**** Supplied entries ****

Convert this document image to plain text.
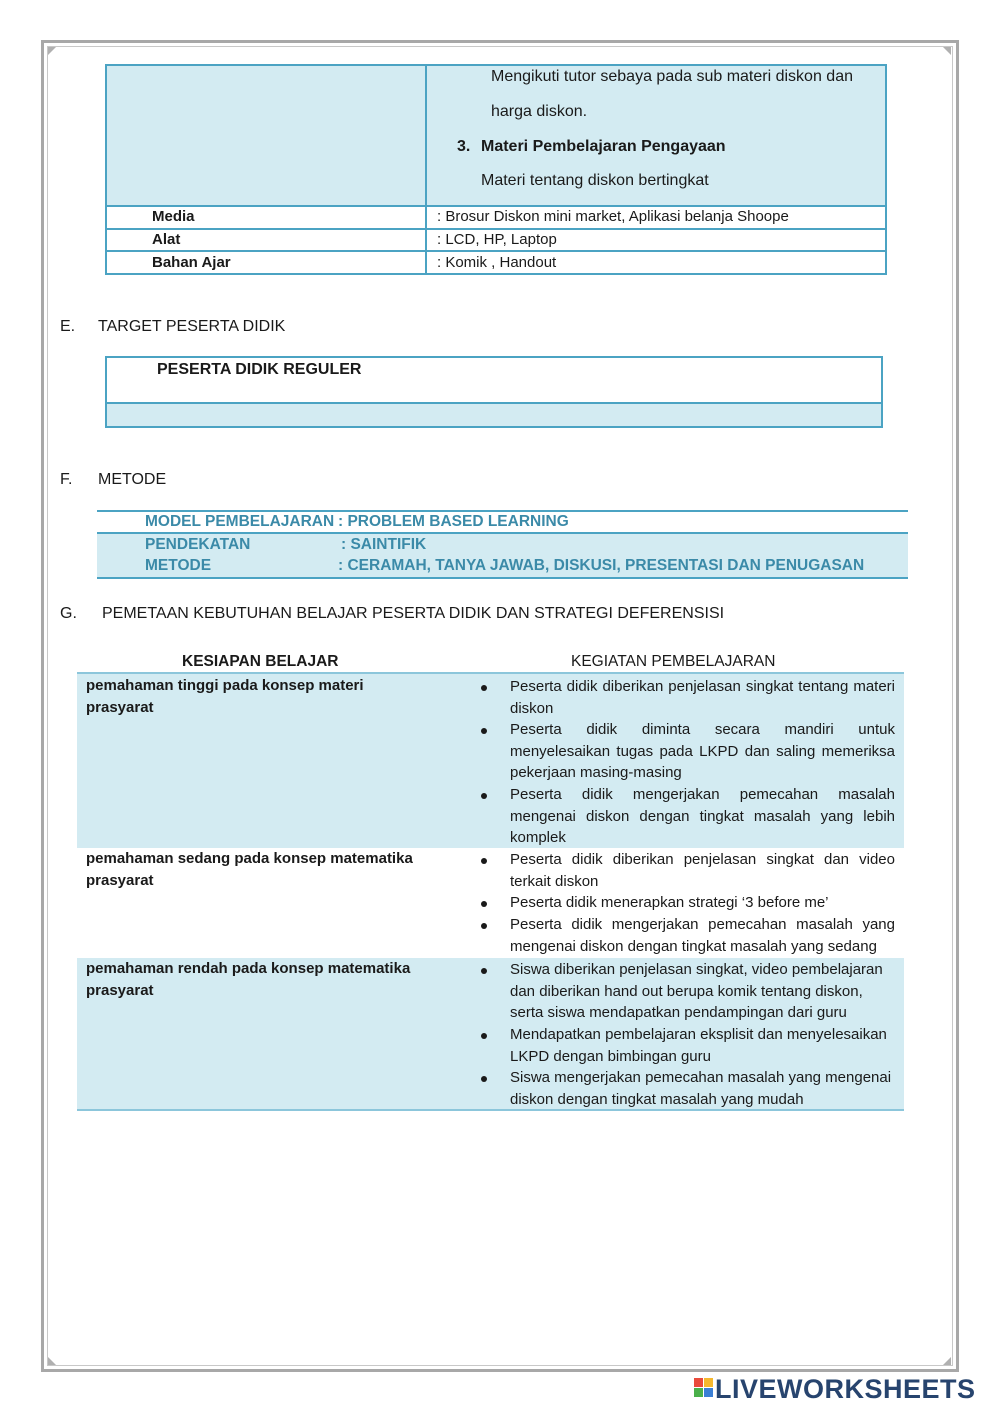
Mengikuti tutor sebaya pada sub materi diskon dan
harga diskon.
3. Materi Pembelajaran Pengayaan
Materi tentang diskon bertingkat
Media	: Brosur Diskon mini market, Aplikasi belanja Shoope
Alat	: LCD, HP, Laptop
Bahan Ajar	: Komik , Handout
E. TARGET PESERTA DIDIK
PESERTA DIDIK REGULER
F. METODE
MODEL PEMBELAJARAN : PROBLEM BASED LEARNING
PENDEKATAN	: SAINTIFIK
METODE	: CERAMAH, TANYA JAWAB, DISKUSI, PRESENTASI DAN PENUGASAN
G. PEMETAAN KEBUTUHAN BELAJAR PESERTA DIDIK DAN STRATEGI DEFERENSISI
KESIAPAN BELAJAR	KEGIATAN PEMBELAJARAN
pemahaman tinggi pada konsep materi
prasyarat
Peserta didik diberikan penjelasan singkat tentang materi diskon
Peserta didik diminta secara mandiri untuk menyelesaikan tugas pada LKPD dan saling memeriksa pekerjaan masing-masing
Peserta didik mengerjakan pemecahan masalah mengenai diskon dengan tingkat masalah yang lebih komplek
pemahaman sedang pada konsep matematika
prasyarat
Peserta didik diberikan penjelasan singkat dan video terkait diskon
Peserta didik menerapkan strategi ‘3 before me’
Peserta didik mengerjakan pemecahan masalah yang mengenai diskon dengan tingkat masalah yang sedang
pemahaman rendah pada konsep matematika
prasyarat
Siswa diberikan penjelasan singkat, video pembelajaran dan diberikan hand out berupa komik tentang diskon, serta siswa mendapatkan pendampingan dari guru
Mendapatkan pembelajaran eksplisit dan menyelesaikan LKPD dengan bimbingan guru
Siswa mengerjakan pemecahan masalah yang mengenai diskon dengan tingkat masalah yang mudah
LIVEWORKSHEETS
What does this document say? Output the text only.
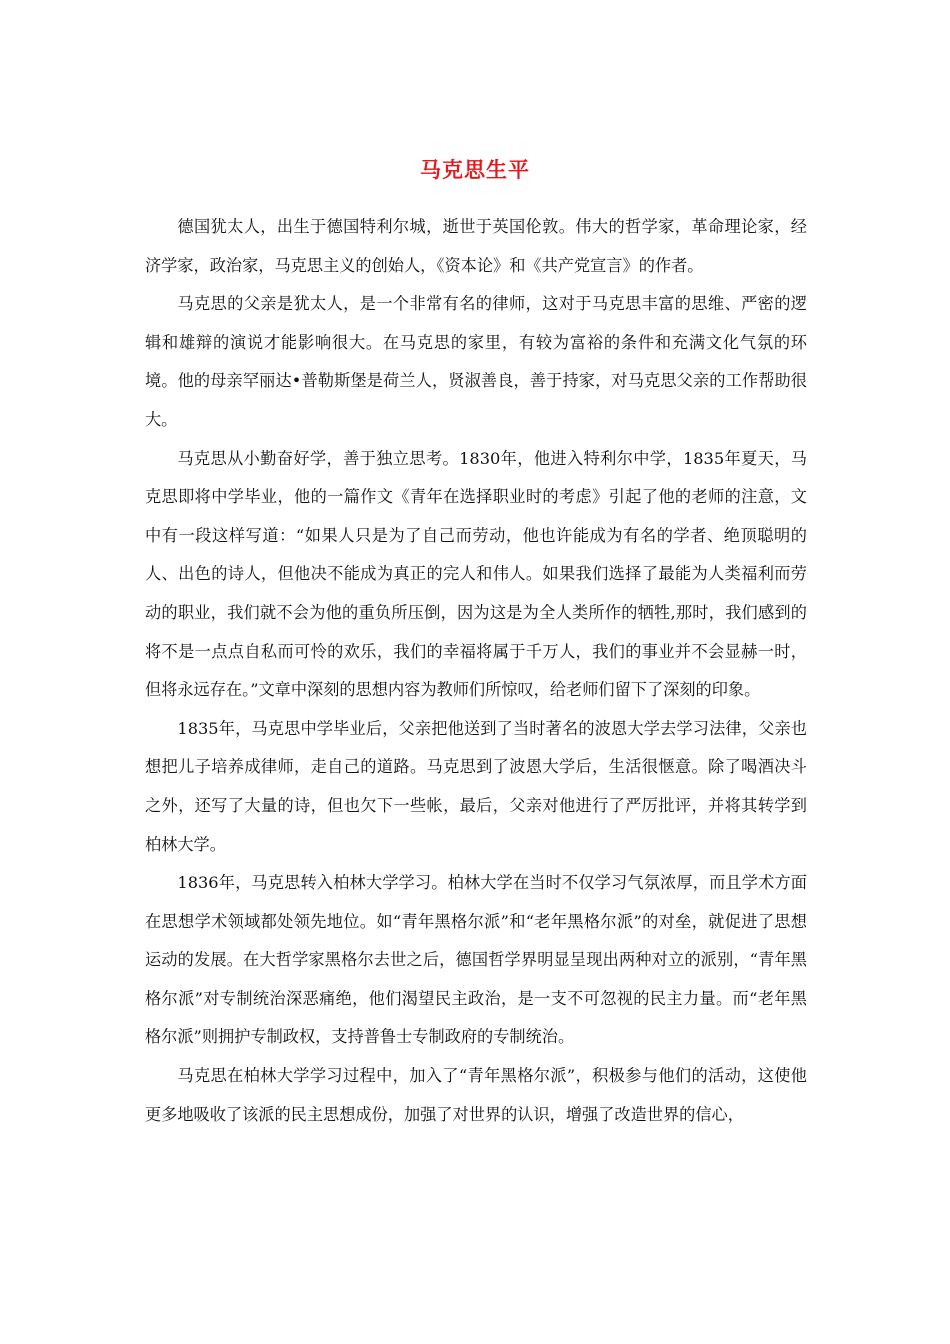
马克思生平

德国犹太人，出生于德国特利尔城，逝世于英国伦敦。伟大的哲学家，革命理论家，经济学家，政治家，马克思主义的创始人，《资本论》和《共产党宣言》的作者。

马克思的父亲是犹太人，是一个非常有名的律师，这对于马克思丰富的思维、严密的逻辑和雄辩的演说才能影响很大。在马克思的家里，有较为富裕的条件和充满文化气氛的环境。他的母亲罕丽达•普勒斯堡是荷兰人，贤淑善良，善于持家，对马克思父亲的工作帮助很大。

马克思从小勤奋好学，善于独立思考。1830年，他进入特利尔中学，1835年夏天，马克思即将中学毕业，他的一篇作文《青年在选择职业时的考虑》引起了他的老师的注意，文中有一段这样写道：“如果人只是为了自己而劳动，他也许能成为有名的学者、绝顶聪明的人、出色的诗人，但他决不能成为真正的完人和伟人。如果我们选择了最能为人类福利而劳动的职业，我们就不会为他的重负所压倒，因为这是为全人类所作的牺牲,那时，我们感到的将不是一点点自私而可怜的欢乐，我们的幸福将属于千万人，我们的事业并不会显赫一时，但将永远存在。”文章中深刻的思想内容为教师们所惊叹，给老师们留下了深刻的印象。

1835年，马克思中学毕业后，父亲把他送到了当时著名的波恩大学去学习法律，父亲也想把儿子培养成律师，走自己的道路。马克思到了波恩大学后，生活很惬意。除了喝酒决斗之外，还写了大量的诗，但也欠下一些帐，最后，父亲对他进行了严厉批评，并将其转学到柏林大学。

1836年，马克思转入柏林大学学习。柏林大学在当时不仅学习气氛浓厚，而且学术方面在思想学术领域都处领先地位。如“青年黑格尔派”和“老年黑格尔派”的对垒，就促进了思想运动的发展。在大哲学家黑格尔去世之后，德国哲学界明显呈现出两种对立的派别，“青年黑格尔派”对专制统治深恶痛绝，他们渴望民主政治，是一支不可忽视的民主力量。而“老年黑格尔派”则拥护专制政权，支持普鲁士专制政府的专制统治。

马克思在柏林大学学习过程中，加入了“青年黑格尔派”，积极参与他们的活动，这使他更多地吸收了该派的民主思想成份，加强了对世界的认识，增强了改造世界的信心，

****

The task:
Reproduce the material word for word, minus the images.

Response:
Convert this document image to plain text.
Mengikuti tutor sebaya pada sub materi diskon dan
harga diskon.
3. Materi Pembelajaran Pengayaan
Materi tentang diskon bertingkat
Media	: Brosur Diskon mini market, Aplikasi belanja Shoope
Alat	: LCD, HP, Laptop
Bahan Ajar	: Komik , Handout
E. TARGET PESERTA DIDIK
PESERTA DIDIK REGULER
F. METODE
MODEL PEMBELAJARAN : PROBLEM BASED LEARNING
PENDEKATAN	: SAINTIFIK
METODE	: CERAMAH, TANYA JAWAB, DISKUSI, PRESENTASI DAN PENUGASAN
G. PEMETAAN KEBUTUHAN BELAJAR PESERTA DIDIK DAN STRATEGI DEFERENSISI
KESIAPAN BELAJAR	KEGIATAN PEMBELAJARAN
pemahaman tinggi pada konsep materi
prasyarat
Peserta didik diberikan penjelasan singkat tentang materi diskon
Peserta didik diminta secara mandiri untuk menyelesaikan tugas pada LKPD dan saling memeriksa pekerjaan masing-masing
Peserta didik mengerjakan pemecahan masalah mengenai diskon dengan tingkat masalah yang lebih komplek
pemahaman sedang pada konsep matematika
prasyarat
Peserta didik diberikan penjelasan singkat dan video terkait diskon
Peserta didik menerapkan strategi ‘3 before me’
Peserta didik mengerjakan pemecahan masalah yang mengenai diskon dengan tingkat masalah yang sedang
pemahaman rendah pada konsep matematika
prasyarat
Siswa diberikan penjelasan singkat, video pembelajaran dan diberikan hand out berupa komik tentang diskon, serta siswa mendapatkan pendampingan dari guru
Mendapatkan pembelajaran eksplisit dan menyelesaikan LKPD dengan bimbingan guru
Siswa mengerjakan pemecahan masalah yang mengenai diskon dengan tingkat masalah yang mudah
LIVEWORKSHEETS
What does this document say? Output the text only.
马克思生平

德国犹太人，出生于德国特利尔城，逝世于英国伦敦。伟大的哲学家，革命理论家，经济学家，政治家，马克思主义的创始人，《资本论》和《共产党宣言》的作者。

马克思的父亲是犹太人，是一个非常有名的律师，这对于马克思丰富的思维、严密的逻辑和雄辩的演说才能影响很大。在马克思的家里，有较为富裕的条件和充满文化气氛的环境。他的母亲罕丽达•普勒斯堡是荷兰人，贤淑善良，善于持家，对马克思父亲的工作帮助很大。

马克思从小勤奋好学，善于独立思考。1830年，他进入特利尔中学，1835年夏天，马克思即将中学毕业，他的一篇作文《青年在选择职业时的考虑》引起了他的老师的注意，文中有一段这样写道：“如果人只是为了自己而劳动，他也许能成为有名的学者、绝顶聪明的人、出色的诗人，但他决不能成为真正的完人和伟人。如果我们选择了最能为人类福利而劳动的职业，我们就不会为他的重负所压倒，因为这是为全人类所作的牺牲,那时，我们感到的将不是一点点自私而可怜的欢乐，我们的幸福将属于千万人，我们的事业并不会显赫一时，但将永远存在。”文章中深刻的思想内容为教师们所惊叹，给老师们留下了深刻的印象。

1835年，马克思中学毕业后，父亲把他送到了当时著名的波恩大学去学习法律，父亲也想把儿子培养成律师，走自己的道路。马克思到了波恩大学后，生活很惬意。除了喝酒决斗之外，还写了大量的诗，但也欠下一些帐，最后，父亲对他进行了严厉批评，并将其转学到柏林大学。

1836年，马克思转入柏林大学学习。柏林大学在当时不仅学习气氛浓厚，而且学术方面在思想学术领域都处领先地位。如“青年黑格尔派”和“老年黑格尔派”的对垒，就促进了思想运动的发展。在大哲学家黑格尔去世之后，德国哲学界明显呈现出两种对立的派别，“青年黑格尔派”对专制统治深恶痛绝，他们渴望民主政治，是一支不可忽视的民主力量。而“老年黑格尔派”则拥护专制政权，支持普鲁士专制政府的专制统治。

马克思在柏林大学学习过程中，加入了“青年黑格尔派”，积极参与他们的活动，这使他更多地吸收了该派的民主思想成份，加强了对世界的认识，增强了改造世界的信心，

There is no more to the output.